══ RECORDS TO PROCESS ══

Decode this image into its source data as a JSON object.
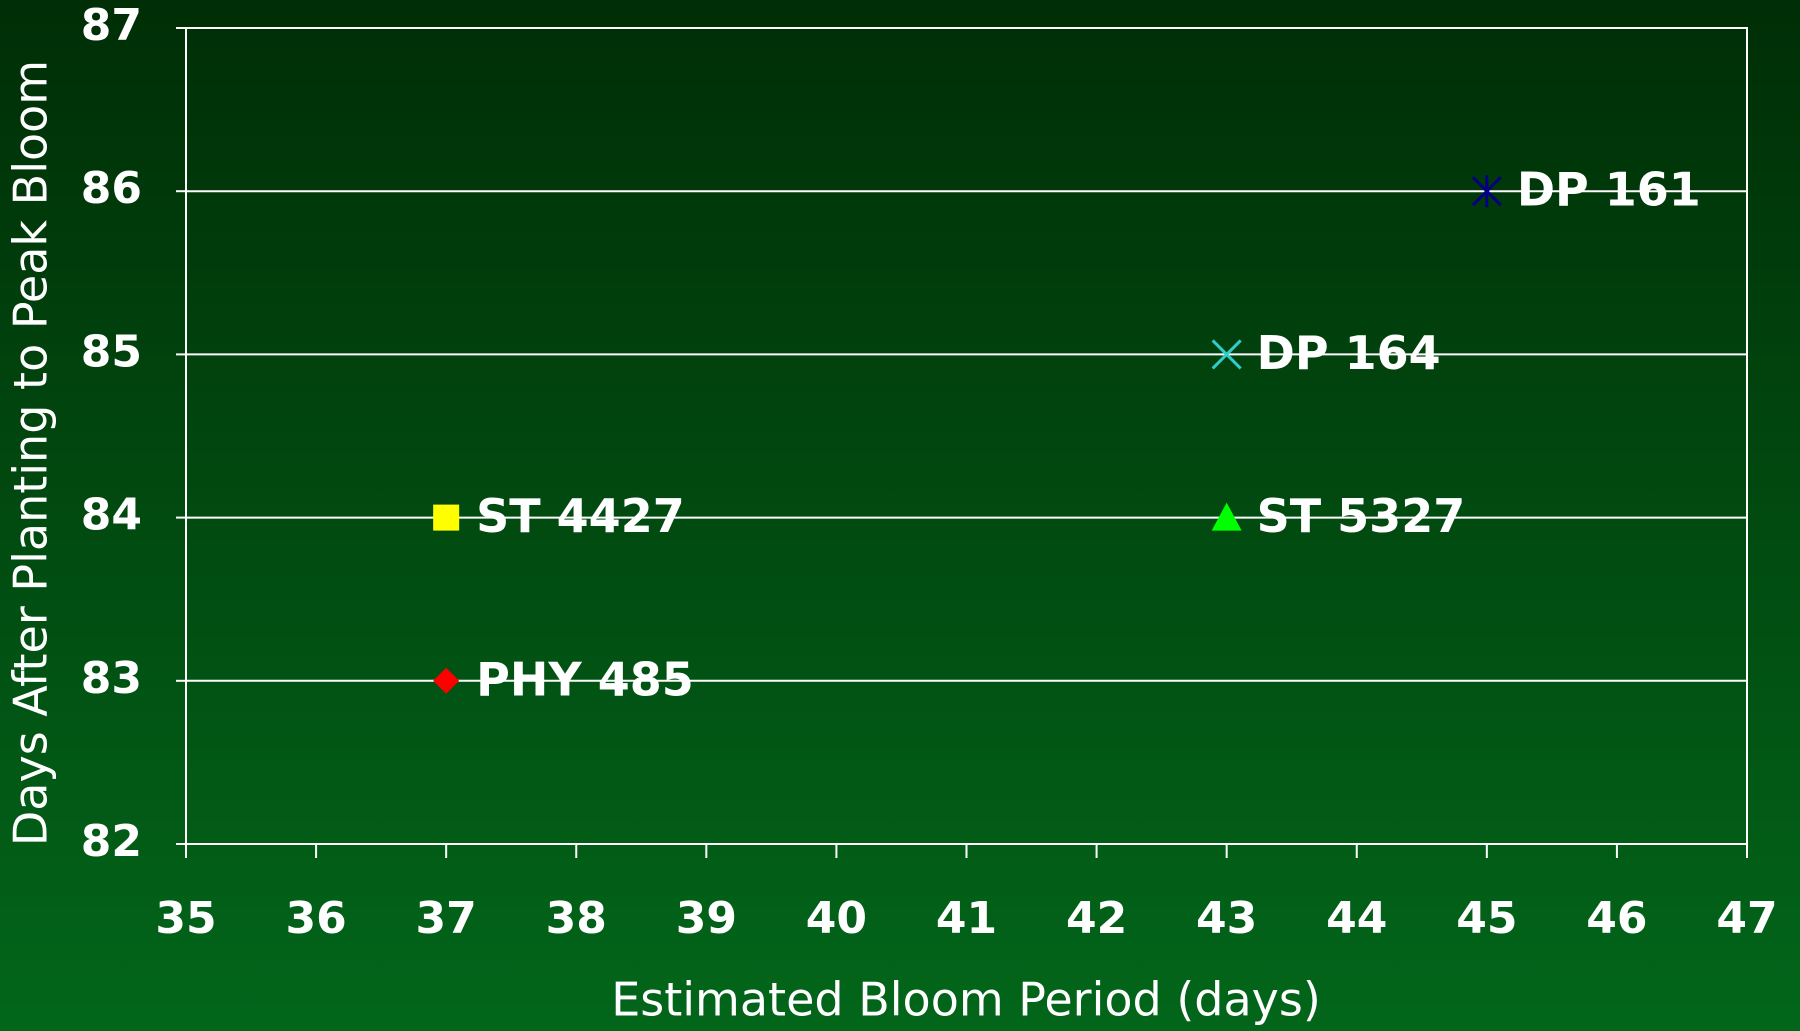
{
  "chart_data": {
    "type": "scatter",
    "x_label": "Estimated Bloom Period (days)",
    "y_label": "Days After Planting to Peak Bloom",
    "xlim": [
      35,
      47
    ],
    "xticks": [
      35,
      36,
      37,
      38,
      39,
      40,
      41,
      42,
      43,
      44,
      45,
      46,
      47
    ],
    "ylim": [
      82,
      87
    ],
    "yticks": [
      82,
      83,
      84,
      85,
      86,
      87
    ],
    "grid": true,
    "series": [
      {
        "name": "DP 161",
        "color": "#000080",
        "marker": "asterisk",
        "x": [
          45
        ],
        "values": [
          86
        ]
      },
      {
        "name": "DP 164",
        "color": "#33cccc",
        "marker": "x",
        "x": [
          43
        ],
        "values": [
          85
        ]
      },
      {
        "name": "ST 4427",
        "color": "#ffff00",
        "marker": "square",
        "x": [
          37
        ],
        "values": [
          84
        ]
      },
      {
        "name": "ST 5327",
        "color": "#00ff00",
        "marker": "triangle",
        "x": [
          43
        ],
        "values": [
          84
        ]
      },
      {
        "name": "PHY 485",
        "color": "#ff0000",
        "marker": "diamond",
        "x": [
          37
        ],
        "values": [
          83
        ]
      }
    ]
  }
}
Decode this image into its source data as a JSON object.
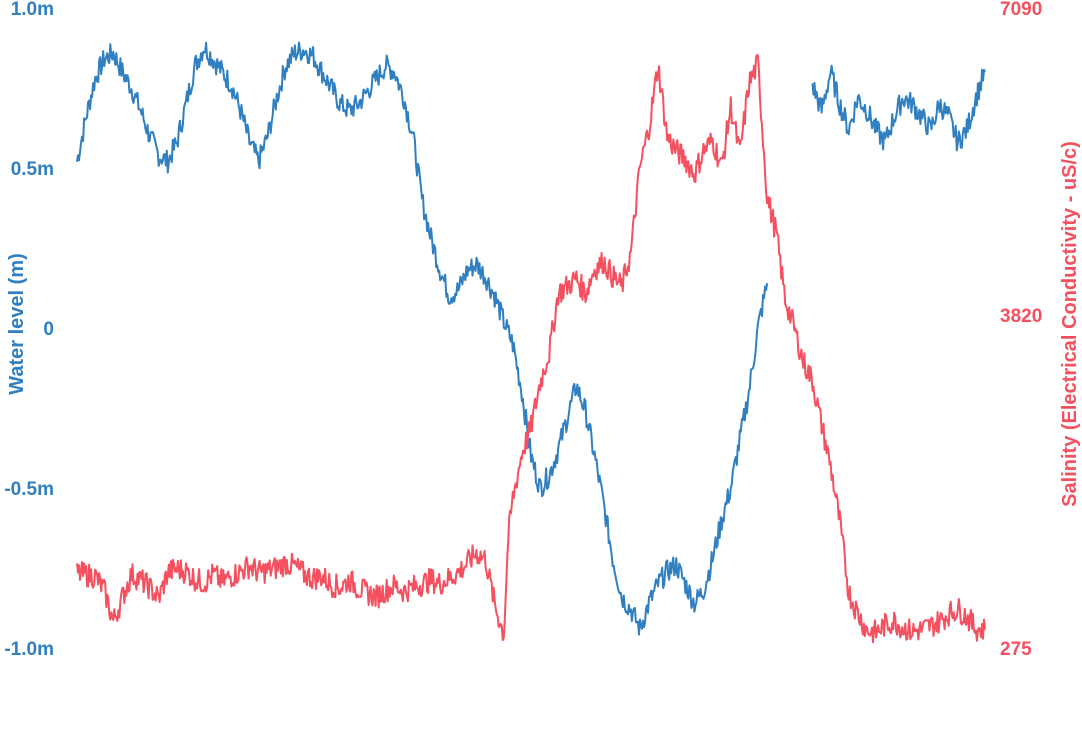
{
  "chart_data": {
    "type": "line",
    "title": "",
    "x_ticks_shown": false,
    "y_left": {
      "label": "Water level (m)",
      "range": [
        -1.0,
        1.0
      ],
      "ticks": [
        1.0,
        0.5,
        0,
        -0.5,
        -1.0
      ],
      "tick_labels": [
        "1.0m",
        "0.5m",
        "0",
        "-0.5m",
        "-1.0m"
      ],
      "color": "#2f7fc1"
    },
    "y_right": {
      "label": "Salinity (Electrical Conductivity - uS/c)",
      "range": [
        275,
        7090
      ],
      "ticks": [
        7090,
        3820,
        275
      ],
      "tick_labels": [
        "7090",
        "3820",
        "275"
      ],
      "color": "#f4505f"
    },
    "x": {
      "range": [
        0,
        100
      ]
    },
    "series": [
      {
        "axis": "left",
        "color": "#2f7fc1",
        "points": [
          [
            0,
            0.52
          ],
          [
            1,
            0.66
          ],
          [
            2,
            0.78
          ],
          [
            3,
            0.84
          ],
          [
            4,
            0.86
          ],
          [
            5,
            0.8
          ],
          [
            6,
            0.75
          ],
          [
            7,
            0.68
          ],
          [
            8,
            0.6
          ],
          [
            9,
            0.54
          ],
          [
            10,
            0.52
          ],
          [
            11,
            0.58
          ],
          [
            12,
            0.7
          ],
          [
            13,
            0.82
          ],
          [
            14,
            0.88
          ],
          [
            15,
            0.84
          ],
          [
            16,
            0.8
          ],
          [
            17,
            0.76
          ],
          [
            18,
            0.68
          ],
          [
            19,
            0.58
          ],
          [
            20,
            0.52
          ],
          [
            21,
            0.6
          ],
          [
            22,
            0.72
          ],
          [
            23,
            0.82
          ],
          [
            24,
            0.86
          ],
          [
            25,
            0.87
          ],
          [
            26,
            0.85
          ],
          [
            27,
            0.8
          ],
          [
            28,
            0.75
          ],
          [
            29,
            0.7
          ],
          [
            30,
            0.68
          ],
          [
            31,
            0.7
          ],
          [
            32,
            0.74
          ],
          [
            33,
            0.78
          ],
          [
            34,
            0.82
          ],
          [
            35,
            0.8
          ],
          [
            36,
            0.72
          ],
          [
            37,
            0.6
          ],
          [
            38,
            0.4
          ],
          [
            39,
            0.28
          ],
          [
            40,
            0.18
          ],
          [
            41,
            0.1
          ],
          [
            42,
            0.12
          ],
          [
            43,
            0.18
          ],
          [
            44,
            0.2
          ],
          [
            45,
            0.16
          ],
          [
            46,
            0.1
          ],
          [
            47,
            0.02
          ],
          [
            48,
            -0.05
          ],
          [
            49,
            -0.2
          ],
          [
            50,
            -0.4
          ],
          [
            51,
            -0.5
          ],
          [
            52,
            -0.46
          ],
          [
            53,
            -0.38
          ],
          [
            54,
            -0.28
          ],
          [
            55,
            -0.18
          ],
          [
            56,
            -0.26
          ],
          [
            57,
            -0.4
          ],
          [
            58,
            -0.55
          ],
          [
            59,
            -0.72
          ],
          [
            60,
            -0.84
          ],
          [
            61,
            -0.88
          ],
          [
            62,
            -0.94
          ],
          [
            63,
            -0.86
          ],
          [
            64,
            -0.8
          ],
          [
            65,
            -0.76
          ],
          [
            66,
            -0.74
          ],
          [
            67,
            -0.8
          ],
          [
            68,
            -0.86
          ],
          [
            69,
            -0.82
          ],
          [
            70,
            -0.72
          ],
          [
            71,
            -0.6
          ],
          [
            72,
            -0.5
          ],
          [
            73,
            -0.35
          ],
          [
            74,
            -0.2
          ],
          [
            75,
            0.0
          ],
          [
            76,
            0.14
          ]
        ]
      },
      {
        "axis": "left",
        "color": "#2f7fc1",
        "points": [
          [
            81,
            0.76
          ],
          [
            82,
            0.68
          ],
          [
            83,
            0.8
          ],
          [
            84,
            0.7
          ],
          [
            85,
            0.62
          ],
          [
            86,
            0.72
          ],
          [
            87,
            0.68
          ],
          [
            88,
            0.62
          ],
          [
            89,
            0.58
          ],
          [
            90,
            0.66
          ],
          [
            91,
            0.72
          ],
          [
            92,
            0.7
          ],
          [
            93,
            0.66
          ],
          [
            94,
            0.62
          ],
          [
            95,
            0.7
          ],
          [
            96,
            0.66
          ],
          [
            97,
            0.58
          ],
          [
            98,
            0.62
          ],
          [
            99,
            0.72
          ],
          [
            100,
            0.8
          ]
        ]
      },
      {
        "axis": "right",
        "color": "#f4505f",
        "points": [
          [
            0,
            1070
          ],
          [
            2,
            1040
          ],
          [
            3,
            890
          ],
          [
            4,
            560
          ],
          [
            6,
            1060
          ],
          [
            7,
            1000
          ],
          [
            8,
            920
          ],
          [
            9,
            800
          ],
          [
            10,
            1080
          ],
          [
            11,
            1120
          ],
          [
            12,
            1090
          ],
          [
            13,
            1010
          ],
          [
            14,
            970
          ],
          [
            15,
            1060
          ],
          [
            16,
            980
          ],
          [
            17,
            1040
          ],
          [
            18,
            1090
          ],
          [
            19,
            1150
          ],
          [
            20,
            1080
          ],
          [
            21,
            1100
          ],
          [
            22,
            1130
          ],
          [
            23,
            1180
          ],
          [
            24,
            1140
          ],
          [
            25,
            1060
          ],
          [
            26,
            1020
          ],
          [
            27,
            1040
          ],
          [
            28,
            950
          ],
          [
            29,
            920
          ],
          [
            30,
            1000
          ],
          [
            31,
            910
          ],
          [
            32,
            860
          ],
          [
            33,
            820
          ],
          [
            34,
            890
          ],
          [
            35,
            940
          ],
          [
            36,
            880
          ],
          [
            37,
            920
          ],
          [
            38,
            960
          ],
          [
            39,
            1000
          ],
          [
            40,
            960
          ],
          [
            41,
            1020
          ],
          [
            42,
            1080
          ],
          [
            43,
            1180
          ],
          [
            44,
            1290
          ],
          [
            45,
            1220
          ],
          [
            46,
            740
          ],
          [
            47,
            420
          ],
          [
            47.5,
            1460
          ],
          [
            48,
            1870
          ],
          [
            49,
            2350
          ],
          [
            50,
            2620
          ],
          [
            51,
            3100
          ],
          [
            52,
            3420
          ],
          [
            53,
            4050
          ],
          [
            54,
            4130
          ],
          [
            55,
            4210
          ],
          [
            56,
            4050
          ],
          [
            57,
            4310
          ],
          [
            58,
            4390
          ],
          [
            59,
            4230
          ],
          [
            60,
            4120
          ],
          [
            61,
            4480
          ],
          [
            62,
            5390
          ],
          [
            63,
            5820
          ],
          [
            64,
            6480
          ],
          [
            65,
            5720
          ],
          [
            66,
            5570
          ],
          [
            67,
            5480
          ],
          [
            68,
            5320
          ],
          [
            69,
            5570
          ],
          [
            70,
            5680
          ],
          [
            71,
            5400
          ],
          [
            72,
            6040
          ],
          [
            73,
            5540
          ],
          [
            74,
            6280
          ],
          [
            75,
            6500
          ],
          [
            76,
            5080
          ],
          [
            77,
            4700
          ],
          [
            78,
            3990
          ],
          [
            79,
            3680
          ],
          [
            80,
            3320
          ],
          [
            81,
            3120
          ],
          [
            82,
            2650
          ],
          [
            83,
            2210
          ],
          [
            84,
            1620
          ],
          [
            85,
            870
          ],
          [
            86,
            640
          ],
          [
            87,
            460
          ],
          [
            88,
            440
          ],
          [
            89,
            520
          ],
          [
            90,
            560
          ],
          [
            91,
            490
          ],
          [
            92,
            450
          ],
          [
            93,
            470
          ],
          [
            94,
            510
          ],
          [
            95,
            560
          ],
          [
            96,
            640
          ],
          [
            97,
            690
          ],
          [
            98,
            610
          ],
          [
            99,
            480
          ],
          [
            100,
            470
          ]
        ]
      }
    ]
  }
}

═══

▶ WHAT IS NEEDED: In the material above, tally every line with the string "marker" in it, then give that number alone.

▶ SOLUTION FOR THIS TASK: 5